● EXERCISE REQUIREMENTS
All of the records listed below should be retyped exactly.

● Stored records
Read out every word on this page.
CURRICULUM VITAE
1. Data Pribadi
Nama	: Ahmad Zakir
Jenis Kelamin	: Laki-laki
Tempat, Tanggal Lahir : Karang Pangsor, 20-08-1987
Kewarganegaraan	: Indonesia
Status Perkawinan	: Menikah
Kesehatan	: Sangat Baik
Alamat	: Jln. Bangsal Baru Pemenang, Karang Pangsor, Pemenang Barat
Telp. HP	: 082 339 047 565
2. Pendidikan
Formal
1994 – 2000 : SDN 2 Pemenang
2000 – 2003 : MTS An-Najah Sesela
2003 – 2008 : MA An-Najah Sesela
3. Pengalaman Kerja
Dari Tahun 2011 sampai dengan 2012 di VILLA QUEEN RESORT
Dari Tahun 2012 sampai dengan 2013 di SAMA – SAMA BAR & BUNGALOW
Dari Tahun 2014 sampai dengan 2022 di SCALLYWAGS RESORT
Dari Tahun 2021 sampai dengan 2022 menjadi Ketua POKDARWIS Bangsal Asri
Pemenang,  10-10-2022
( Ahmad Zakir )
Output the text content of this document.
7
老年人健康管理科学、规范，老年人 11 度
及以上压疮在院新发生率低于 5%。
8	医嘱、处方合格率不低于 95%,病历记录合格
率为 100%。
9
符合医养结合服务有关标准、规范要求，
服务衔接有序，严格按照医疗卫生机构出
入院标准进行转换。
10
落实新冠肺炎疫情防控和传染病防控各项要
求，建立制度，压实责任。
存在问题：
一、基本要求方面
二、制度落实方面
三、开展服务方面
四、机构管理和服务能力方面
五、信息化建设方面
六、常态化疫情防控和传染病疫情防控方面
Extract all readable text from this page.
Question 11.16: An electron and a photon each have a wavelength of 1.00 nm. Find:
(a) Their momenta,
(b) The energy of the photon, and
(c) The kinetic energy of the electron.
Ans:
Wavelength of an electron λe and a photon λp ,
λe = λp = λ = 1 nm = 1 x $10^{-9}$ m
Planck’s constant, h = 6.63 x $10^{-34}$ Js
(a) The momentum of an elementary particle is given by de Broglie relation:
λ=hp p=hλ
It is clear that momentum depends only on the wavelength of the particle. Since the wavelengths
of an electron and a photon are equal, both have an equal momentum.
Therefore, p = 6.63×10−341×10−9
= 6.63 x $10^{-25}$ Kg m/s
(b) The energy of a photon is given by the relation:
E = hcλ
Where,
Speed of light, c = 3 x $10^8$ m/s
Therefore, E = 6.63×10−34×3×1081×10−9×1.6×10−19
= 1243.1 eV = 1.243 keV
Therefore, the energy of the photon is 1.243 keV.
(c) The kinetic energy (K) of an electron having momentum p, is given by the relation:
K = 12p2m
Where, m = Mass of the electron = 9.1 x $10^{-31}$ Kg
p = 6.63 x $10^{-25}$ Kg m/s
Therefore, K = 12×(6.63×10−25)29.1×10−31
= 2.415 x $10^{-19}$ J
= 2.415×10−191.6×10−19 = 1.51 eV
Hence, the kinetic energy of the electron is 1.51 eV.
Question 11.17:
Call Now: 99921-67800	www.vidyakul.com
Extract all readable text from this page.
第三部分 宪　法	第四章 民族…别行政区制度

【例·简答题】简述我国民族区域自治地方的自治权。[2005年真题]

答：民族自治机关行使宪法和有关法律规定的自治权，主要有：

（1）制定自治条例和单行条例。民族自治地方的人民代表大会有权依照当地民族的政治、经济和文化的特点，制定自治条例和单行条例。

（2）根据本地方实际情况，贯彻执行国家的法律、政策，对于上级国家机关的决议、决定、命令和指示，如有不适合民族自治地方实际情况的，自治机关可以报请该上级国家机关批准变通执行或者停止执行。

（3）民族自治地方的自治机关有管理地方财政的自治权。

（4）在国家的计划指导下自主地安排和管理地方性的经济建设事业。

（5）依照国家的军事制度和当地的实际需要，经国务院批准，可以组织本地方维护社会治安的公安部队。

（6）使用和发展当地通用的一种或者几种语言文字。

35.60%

● RESULT FOR THIS TASK
Read out every word on this page.
CURRICULUM VITAE
1. Data Pribadi
Nama	: Ahmad Zakir
Jenis Kelamin	: Laki-laki
Tempat, Tanggal Lahir : Karang Pangsor, 20-08-1987
Kewarganegaraan	: Indonesia
Status Perkawinan	: Menikah
Kesehatan	: Sangat Baik
Alamat	: Jln. Bangsal Baru Pemenang, Karang Pangsor, Pemenang Barat
Telp. HP	: 082 339 047 565
2. Pendidikan
Formal
1994 – 2000 : SDN 2 Pemenang
2000 – 2003 : MTS An-Najah Sesela
2003 – 2008 : MA An-Najah Sesela
3. Pengalaman Kerja
Dari Tahun 2011 sampai dengan 2012 di VILLA QUEEN RESORT
Dari Tahun 2012 sampai dengan 2013 di SAMA – SAMA BAR & BUNGALOW
Dari Tahun 2014 sampai dengan 2022 di SCALLYWAGS RESORT
Dari Tahun 2021 sampai dengan 2022 menjadi Ketua POKDARWIS Bangsal Asri
Pemenang,  10-10-2022
( Ahmad Zakir )
Output the text content of this document.
7
老年人健康管理科学、规范，老年人 11 度
及以上压疮在院新发生率低于 5%。
8	医嘱、处方合格率不低于 95%,病历记录合格
率为 100%。
9
符合医养结合服务有关标准、规范要求，
服务衔接有序，严格按照医疗卫生机构出
入院标准进行转换。
10
落实新冠肺炎疫情防控和传染病防控各项要
求，建立制度，压实责任。
存在问题：
一、基本要求方面
二、制度落实方面
三、开展服务方面
四、机构管理和服务能力方面
五、信息化建设方面
六、常态化疫情防控和传染病疫情防控方面
Extract all readable text from this page.
Question 11.16: An electron and a photon each have a wavelength of 1.00 nm. Find:
(a) Their momenta,
(b) The energy of the photon, and
(c) The kinetic energy of the electron.
Ans:
Wavelength of an electron λe and a photon λp ,
λe = λp = λ = 1 nm = 1 x $10^{-9}$ m
Planck’s constant, h = 6.63 x $10^{-34}$ Js
(a) The momentum of an elementary particle is given by de Broglie relation:
λ=hp p=hλ
It is clear that momentum depends only on the wavelength of the particle. Since the wavelengths
of an electron and a photon are equal, both have an equal momentum.
Therefore, p = 6.63×10−341×10−9
= 6.63 x $10^{-25}$ Kg m/s
(b) The energy of a photon is given by the relation:
E = hcλ
Where,
Speed of light, c = 3 x $10^8$ m/s
Therefore, E = 6.63×10−34×3×1081×10−9×1.6×10−19
= 1243.1 eV = 1.243 keV
Therefore, the energy of the photon is 1.243 keV.
(c) The kinetic energy (K) of an electron having momentum p, is given by the relation:
K = 12p2m
Where, m = Mass of the electron = 9.1 x $10^{-31}$ Kg
p = 6.63 x $10^{-25}$ Kg m/s
Therefore, K = 12×(6.63×10−25)29.1×10−31
= 2.415 x $10^{-19}$ J
= 2.415×10−191.6×10−19 = 1.51 eV
Hence, the kinetic energy of the electron is 1.51 eV.
Question 11.17:
Call Now: 99921-67800	www.vidyakul.com
Extract all readable text from this page.
第三部分 宪　法	第四章 民族…别行政区制度

【例·简答题】简述我国民族区域自治地方的自治权。[2005年真题]

答：民族自治机关行使宪法和有关法律规定的自治权，主要有：

（1）制定自治条例和单行条例。民族自治地方的人民代表大会有权依照当地民族的政治、经济和文化的特点，制定自治条例和单行条例。

（2）根据本地方实际情况，贯彻执行国家的法律、政策，对于上级国家机关的决议、决定、命令和指示，如有不适合民族自治地方实际情况的，自治机关可以报请该上级国家机关批准变通执行或者停止执行。

（3）民族自治地方的自治机关有管理地方财政的自治权。

（4）在国家的计划指导下自主地安排和管理地方性的经济建设事业。

（5）依照国家的军事制度和当地的实际需要，经国务院批准，可以组织本地方维护社会治安的公安部队。

（6）使用和发展当地通用的一种或者几种语言文字。

35.60%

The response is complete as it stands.